_Given problem_
Gather from the material every line that contains the string "Arrive".

_Records shown_
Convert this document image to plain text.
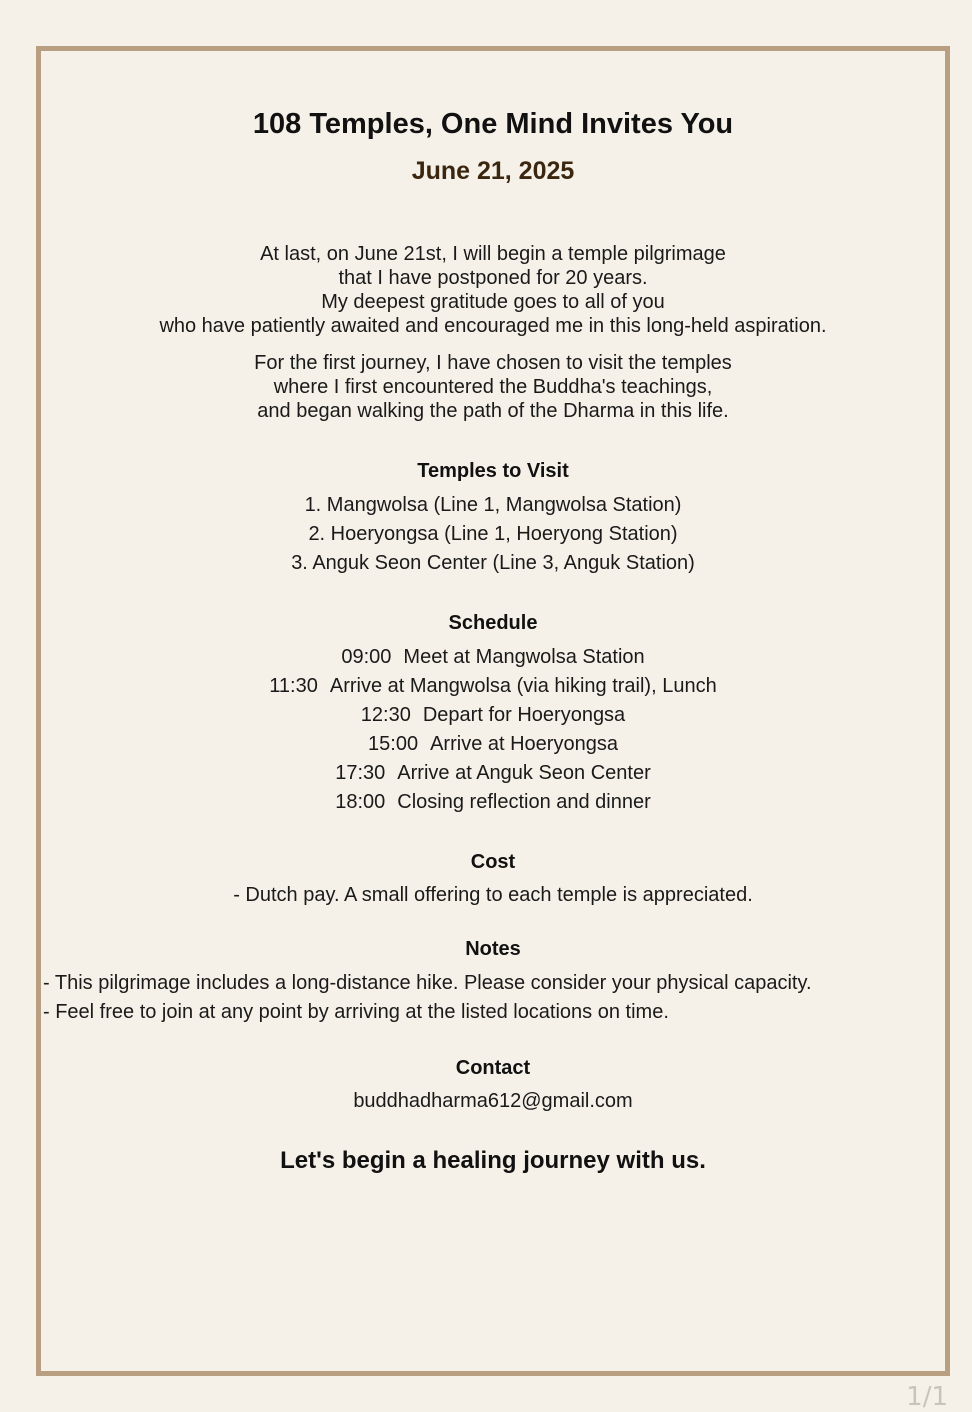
108 Temples, One Mind Invites You
June 21, 2025
At last, on June 21st, I will begin a temple pilgrimage
that I have postponed for 20 years.
My deepest gratitude goes to all of you
who have patiently awaited and encouraged me in this long-held aspiration.
For the first journey, I have chosen to visit the temples
where I first encountered the Buddha's teachings,
and began walking the path of the Dharma in this life.
Temples to Visit
1. Mangwolsa (Line 1, Mangwolsa Station)
2. Hoeryongsa (Line 1, Hoeryong Station)
3. Anguk Seon Center (Line 3, Anguk Station)
Schedule
09:00 Meet at Mangwolsa Station
11:30 Arrive at Mangwolsa (via hiking trail), Lunch
12:30 Depart for Hoeryongsa
15:00 Arrive at Hoeryongsa
17:30 Arrive at Anguk Seon Center
18:00 Closing reflection and dinner
Cost
- Dutch pay. A small offering to each temple is appreciated.
Notes
- This pilgrimage includes a long-distance hike. Please consider your physical capacity.
- Feel free to join at any point by arriving at the listed locations on time.
Contact
buddhadharma612@gmail.com
Let's begin a healing journey with us.
1/1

_Response to the exercise_
11:30 Arrive at Mangwolsa (via hiking trail), Lunch
15:00 Arrive at Hoeryongsa
17:30 Arrive at Anguk Seon Center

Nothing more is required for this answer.